# [Dataset content]
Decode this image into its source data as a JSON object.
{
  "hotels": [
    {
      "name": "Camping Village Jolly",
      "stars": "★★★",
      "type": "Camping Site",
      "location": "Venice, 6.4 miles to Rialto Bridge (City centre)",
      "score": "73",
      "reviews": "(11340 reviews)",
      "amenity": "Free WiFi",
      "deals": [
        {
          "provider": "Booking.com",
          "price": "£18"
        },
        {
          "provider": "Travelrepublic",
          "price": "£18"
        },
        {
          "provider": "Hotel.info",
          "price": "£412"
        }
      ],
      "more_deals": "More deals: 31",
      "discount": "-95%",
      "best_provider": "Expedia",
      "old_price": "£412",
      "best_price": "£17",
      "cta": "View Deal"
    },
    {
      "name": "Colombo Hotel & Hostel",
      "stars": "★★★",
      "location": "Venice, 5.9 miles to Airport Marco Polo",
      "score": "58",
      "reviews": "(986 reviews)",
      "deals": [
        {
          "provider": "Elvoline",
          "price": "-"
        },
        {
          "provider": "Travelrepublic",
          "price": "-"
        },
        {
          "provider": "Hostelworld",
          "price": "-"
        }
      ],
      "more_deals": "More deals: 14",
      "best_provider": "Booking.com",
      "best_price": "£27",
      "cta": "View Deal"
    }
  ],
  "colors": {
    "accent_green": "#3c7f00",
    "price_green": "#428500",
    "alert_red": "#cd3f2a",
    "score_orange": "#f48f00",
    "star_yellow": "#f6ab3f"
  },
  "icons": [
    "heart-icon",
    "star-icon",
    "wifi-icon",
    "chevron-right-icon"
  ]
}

# [Work to do]
Return the lines of the records that include the string "reviews".

# [Answer to this task]
      "reviews": "(11340 reviews)",
      "reviews": "(986 reviews)",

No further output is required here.